Show every line in the entries below where the word "predicted" appears.

** start of EXTRACTED DATA **

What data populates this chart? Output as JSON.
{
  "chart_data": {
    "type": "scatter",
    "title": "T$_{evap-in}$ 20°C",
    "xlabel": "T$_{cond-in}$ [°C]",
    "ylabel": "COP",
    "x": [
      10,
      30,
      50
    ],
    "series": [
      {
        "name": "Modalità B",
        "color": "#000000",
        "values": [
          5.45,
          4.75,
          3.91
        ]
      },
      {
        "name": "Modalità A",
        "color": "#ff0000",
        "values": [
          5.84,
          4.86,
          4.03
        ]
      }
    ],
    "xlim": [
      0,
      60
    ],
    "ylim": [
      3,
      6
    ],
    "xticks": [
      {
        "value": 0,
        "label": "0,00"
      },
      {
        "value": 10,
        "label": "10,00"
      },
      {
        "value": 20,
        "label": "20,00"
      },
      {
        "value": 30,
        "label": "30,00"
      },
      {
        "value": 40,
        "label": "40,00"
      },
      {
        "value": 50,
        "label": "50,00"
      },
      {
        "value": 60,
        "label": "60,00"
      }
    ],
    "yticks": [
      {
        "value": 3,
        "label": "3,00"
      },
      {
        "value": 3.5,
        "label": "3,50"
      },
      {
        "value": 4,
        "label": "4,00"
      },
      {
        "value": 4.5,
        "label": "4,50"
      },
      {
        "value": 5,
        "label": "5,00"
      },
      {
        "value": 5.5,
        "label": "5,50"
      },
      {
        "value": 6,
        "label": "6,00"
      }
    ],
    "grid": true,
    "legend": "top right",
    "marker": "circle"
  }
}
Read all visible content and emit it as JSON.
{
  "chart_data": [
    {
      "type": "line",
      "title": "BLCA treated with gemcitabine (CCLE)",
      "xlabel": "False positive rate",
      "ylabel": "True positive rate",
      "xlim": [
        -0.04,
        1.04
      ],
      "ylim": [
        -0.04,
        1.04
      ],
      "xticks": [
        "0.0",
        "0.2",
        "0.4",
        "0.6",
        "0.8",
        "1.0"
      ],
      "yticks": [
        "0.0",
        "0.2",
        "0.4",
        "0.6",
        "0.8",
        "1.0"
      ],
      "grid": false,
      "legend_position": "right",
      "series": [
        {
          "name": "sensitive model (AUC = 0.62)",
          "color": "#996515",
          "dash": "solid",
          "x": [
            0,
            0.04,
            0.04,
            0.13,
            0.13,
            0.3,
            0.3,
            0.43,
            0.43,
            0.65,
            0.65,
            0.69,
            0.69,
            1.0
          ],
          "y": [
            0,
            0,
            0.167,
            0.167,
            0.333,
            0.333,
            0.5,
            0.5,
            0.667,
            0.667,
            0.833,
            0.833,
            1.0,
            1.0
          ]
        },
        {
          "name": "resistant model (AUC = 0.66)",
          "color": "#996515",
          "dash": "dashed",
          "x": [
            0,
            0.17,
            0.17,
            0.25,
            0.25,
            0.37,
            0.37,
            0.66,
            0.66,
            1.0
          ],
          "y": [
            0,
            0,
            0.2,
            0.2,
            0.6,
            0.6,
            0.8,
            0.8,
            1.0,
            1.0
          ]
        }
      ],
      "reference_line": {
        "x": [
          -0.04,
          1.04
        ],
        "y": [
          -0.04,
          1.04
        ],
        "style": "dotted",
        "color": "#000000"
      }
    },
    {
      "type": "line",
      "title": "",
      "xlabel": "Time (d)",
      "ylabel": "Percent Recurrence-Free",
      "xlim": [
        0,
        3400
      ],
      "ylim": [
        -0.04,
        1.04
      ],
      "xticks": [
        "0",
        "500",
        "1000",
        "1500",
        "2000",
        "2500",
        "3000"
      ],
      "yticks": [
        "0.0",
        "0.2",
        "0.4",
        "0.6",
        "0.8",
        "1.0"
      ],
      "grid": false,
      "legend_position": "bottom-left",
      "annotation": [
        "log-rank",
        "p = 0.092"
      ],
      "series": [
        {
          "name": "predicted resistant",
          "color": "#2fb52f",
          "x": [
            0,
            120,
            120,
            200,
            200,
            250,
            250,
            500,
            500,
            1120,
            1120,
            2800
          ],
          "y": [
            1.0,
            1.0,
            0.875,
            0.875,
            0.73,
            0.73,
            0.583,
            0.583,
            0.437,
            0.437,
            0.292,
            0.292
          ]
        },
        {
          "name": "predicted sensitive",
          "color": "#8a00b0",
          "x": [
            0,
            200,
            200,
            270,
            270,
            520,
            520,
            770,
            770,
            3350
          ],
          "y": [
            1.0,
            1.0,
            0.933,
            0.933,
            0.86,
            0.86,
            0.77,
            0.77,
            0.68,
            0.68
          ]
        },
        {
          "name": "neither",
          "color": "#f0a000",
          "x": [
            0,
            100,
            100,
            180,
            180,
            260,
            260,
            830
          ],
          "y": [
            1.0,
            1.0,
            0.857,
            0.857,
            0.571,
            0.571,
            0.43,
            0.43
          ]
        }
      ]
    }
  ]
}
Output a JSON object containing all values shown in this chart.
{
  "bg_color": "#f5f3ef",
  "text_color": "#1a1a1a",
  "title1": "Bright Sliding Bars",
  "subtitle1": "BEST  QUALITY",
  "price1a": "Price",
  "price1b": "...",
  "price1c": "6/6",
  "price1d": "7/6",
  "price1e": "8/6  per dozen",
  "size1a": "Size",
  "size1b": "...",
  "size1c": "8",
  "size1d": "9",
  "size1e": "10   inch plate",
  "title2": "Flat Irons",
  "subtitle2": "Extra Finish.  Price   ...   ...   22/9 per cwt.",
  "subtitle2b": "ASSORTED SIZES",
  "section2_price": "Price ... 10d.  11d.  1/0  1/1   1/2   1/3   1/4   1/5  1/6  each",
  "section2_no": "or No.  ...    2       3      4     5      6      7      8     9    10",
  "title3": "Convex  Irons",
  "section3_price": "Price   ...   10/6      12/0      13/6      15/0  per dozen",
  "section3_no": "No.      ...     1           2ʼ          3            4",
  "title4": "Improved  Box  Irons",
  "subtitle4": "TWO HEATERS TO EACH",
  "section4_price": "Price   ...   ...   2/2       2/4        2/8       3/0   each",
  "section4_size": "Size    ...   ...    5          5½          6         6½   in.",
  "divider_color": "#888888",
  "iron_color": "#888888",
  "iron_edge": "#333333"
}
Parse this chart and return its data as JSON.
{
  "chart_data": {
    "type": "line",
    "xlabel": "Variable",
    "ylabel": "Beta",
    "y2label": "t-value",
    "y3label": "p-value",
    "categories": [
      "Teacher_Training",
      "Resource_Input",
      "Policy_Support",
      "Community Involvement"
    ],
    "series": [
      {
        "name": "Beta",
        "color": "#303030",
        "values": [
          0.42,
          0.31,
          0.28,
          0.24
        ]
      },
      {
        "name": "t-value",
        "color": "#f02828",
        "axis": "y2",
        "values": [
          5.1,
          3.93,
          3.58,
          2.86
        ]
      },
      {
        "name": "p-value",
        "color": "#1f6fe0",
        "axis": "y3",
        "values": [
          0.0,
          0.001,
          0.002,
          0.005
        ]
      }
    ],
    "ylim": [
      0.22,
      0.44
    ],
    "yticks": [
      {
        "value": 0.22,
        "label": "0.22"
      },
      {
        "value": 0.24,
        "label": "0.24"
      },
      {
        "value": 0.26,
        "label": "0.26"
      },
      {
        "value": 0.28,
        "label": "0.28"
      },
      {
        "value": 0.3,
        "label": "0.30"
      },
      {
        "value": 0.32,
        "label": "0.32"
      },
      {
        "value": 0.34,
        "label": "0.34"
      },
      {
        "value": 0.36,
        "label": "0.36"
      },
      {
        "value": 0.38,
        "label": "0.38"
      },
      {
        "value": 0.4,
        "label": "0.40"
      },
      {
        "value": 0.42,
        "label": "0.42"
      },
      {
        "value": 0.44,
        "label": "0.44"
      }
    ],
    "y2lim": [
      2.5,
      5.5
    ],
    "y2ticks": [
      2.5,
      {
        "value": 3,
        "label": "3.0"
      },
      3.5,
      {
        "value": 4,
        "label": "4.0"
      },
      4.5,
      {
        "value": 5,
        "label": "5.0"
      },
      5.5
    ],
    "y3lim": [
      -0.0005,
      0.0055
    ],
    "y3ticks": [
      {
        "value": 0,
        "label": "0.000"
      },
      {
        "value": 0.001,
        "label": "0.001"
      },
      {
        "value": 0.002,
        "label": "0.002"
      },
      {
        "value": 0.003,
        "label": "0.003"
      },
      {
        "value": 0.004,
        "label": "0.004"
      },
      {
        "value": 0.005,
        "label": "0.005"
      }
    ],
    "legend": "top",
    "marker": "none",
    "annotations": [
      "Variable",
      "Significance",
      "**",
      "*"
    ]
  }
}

** end of EXTRACTED DATA **

» RESULT
          "name": "predicted resistant",
          "name": "predicted sensitive",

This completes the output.